Exercise task 1:
From the neural network project description, give again the part that opens with the words containing "The scores varies" and closes with "simple neural network.".
Exercise task 2:
Answer from the neural network project description:
(a) Which activation function does the network use?
(b) How many training images does the MNIST dataset contain?
(c) What accuracy range does the model consistently achieve?
Exercise task 3:
Pick up the neural network project description after its last sentence and carry it on.

This project is a hello world for neural networks. It is a simple implementation with 3 layers (input, hidden and output) and a sigmoid activation function. This neural network is trained to identify handwritten digits from 0 to 9 displayed in a 28x28 pixel image (784 input nodes, each representing a pixel value and 10 output nodes representing the numbers 0 to 9). The weights are initialized randomly from a normal distribution centered in 0 and the training is done using the backpropagation algorithm. The optimization is done using the gradient descent algorithm with a fixed learning rate.
The dataset used for training is the MNIST dataset, which contains 60,000 training images and 10,000 test images. The model is trained for 10 epochs and for each image we rotate the image 10 degrees clockwise and 10 degrees counterclockwise to improve the dataset, so the model trains 3 times for each record in every epoch. The model is evaluated using the test dataset and the accuracy is calculated.
The scores varies because of the random weights, but the model is able to consistently achieve a score of 95% to 97% accuracy, which is not bad for a very simple neural network.

Listed records:
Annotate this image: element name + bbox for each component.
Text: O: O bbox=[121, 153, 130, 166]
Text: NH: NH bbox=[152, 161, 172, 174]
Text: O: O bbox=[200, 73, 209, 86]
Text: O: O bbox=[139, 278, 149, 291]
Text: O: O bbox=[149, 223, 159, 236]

Task response 1:
The scores varies because of the random weights, but the model is able to consistently achieve a score of 95% to 97% accuracy, which is not bad for a very simple neural network.

Task response 2:
(a) A sigmoid activation function.
(b) 60,000.
(c) 95% to 97%.

Task response 3:
This project fulfilled its purpose of helping me understand how computers can emulate our neurons and how we can build neural networks. It was a very rewarding project and I am very happy with the results. Now that I have a very good understanding of the fundamentals, I can move on to more complex models and architectures - the next steps are convolutional neural networks and transformers.
After cloning this repository, download the MNIST datasets:
- Train dataset: http://www.pjreddie.com/media/files/mnist_train.csv
- Test dataset: http://www.pjreddie.com/media/files/mnist_test.csv
Install the dependencies in your environment:
pip install -r requirements.txtor
conda install --file requirements.txtThis assumes that you have jupyter notebook installed and running.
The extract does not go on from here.